◆ Listing
'''

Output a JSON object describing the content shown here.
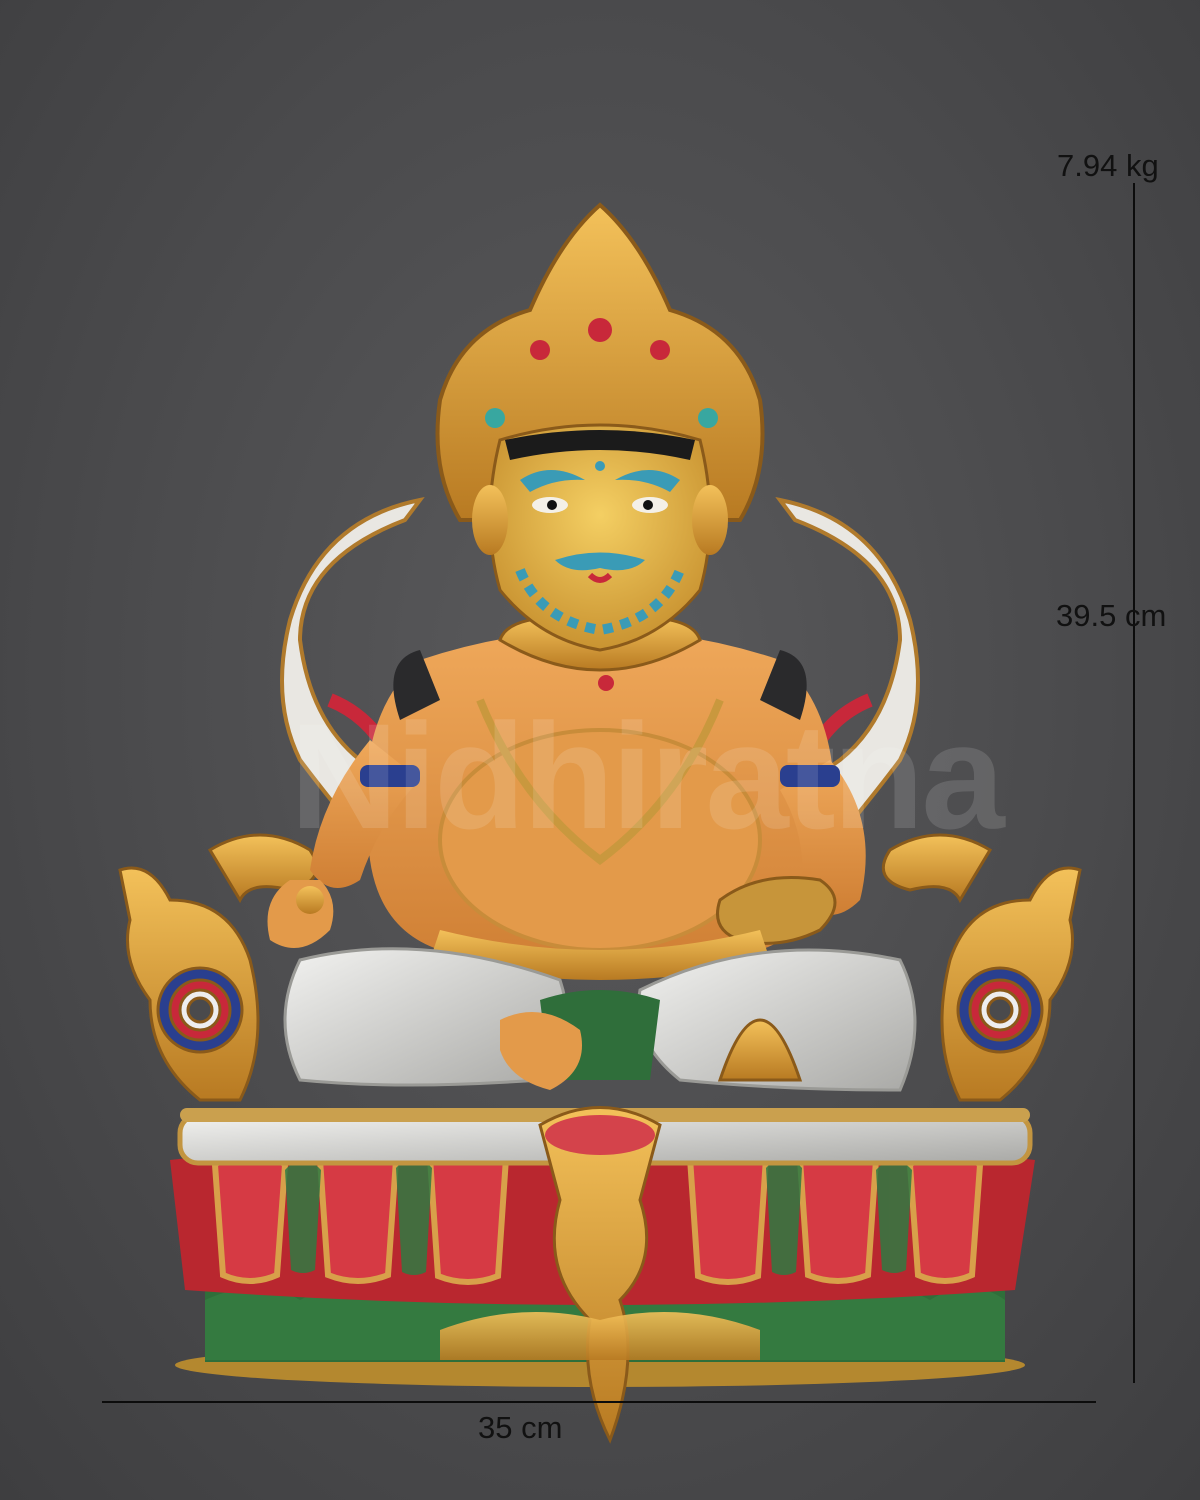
{
  "dimensions": {
    "weight": "7.94 kg",
    "height": "39.5 cm",
    "width": "35 cm"
  },
  "watermark": "Nidhiratna",
  "colors": {
    "background": "#4a4a4c",
    "gold": "#d9a23a",
    "skin": "#e39a4a",
    "lotus_red": "#c8283a",
    "lotus_green": "#2f6e3a",
    "silver": "#d6d6d4",
    "turquoise": "#38a7a0",
    "blue": "#2a3f8f"
  }
}
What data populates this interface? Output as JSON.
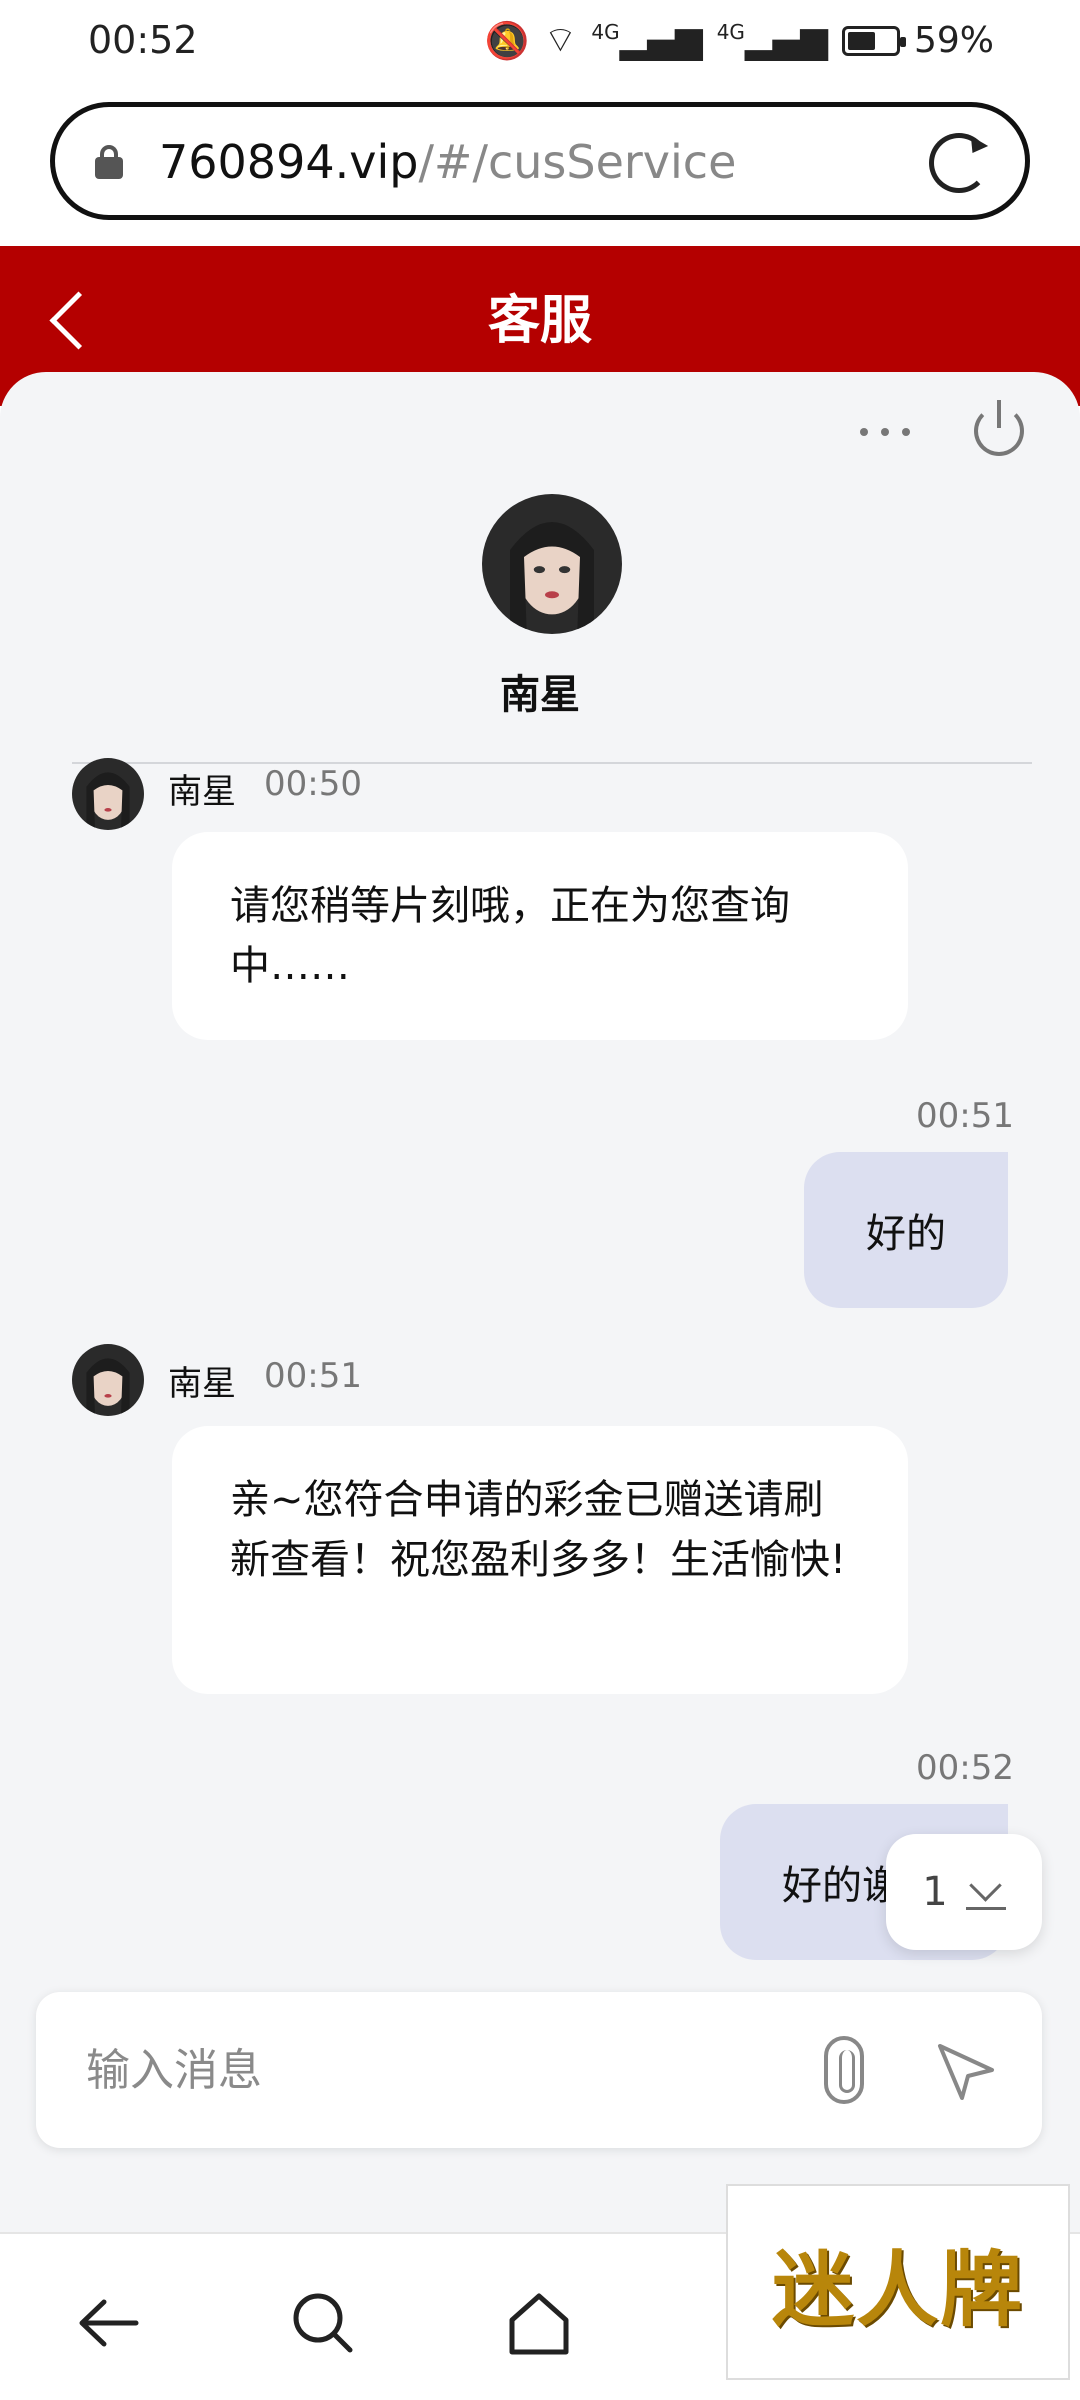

'''

◆ Written exercise
Transcribe the records above exactly, omitting every picture they contain.

◆ Full response
Output a JSON object describing the content shown here.
{
  "dimensions": {
    "weight": "7.94 kg",
    "height": "39.5 cm",
    "width": "35 cm"
  },
  "watermark": "Nidhiratna",
  "colors": {
    "background": "#4a4a4c",
    "gold": "#d9a23a",
    "skin": "#e39a4a",
    "lotus_red": "#c8283a",
    "lotus_green": "#2f6e3a",
    "silver": "#d6d6d4",
    "turquoise": "#38a7a0",
    "blue": "#2a3f8f"
  }
}
What data populates this interface? Output as JSON.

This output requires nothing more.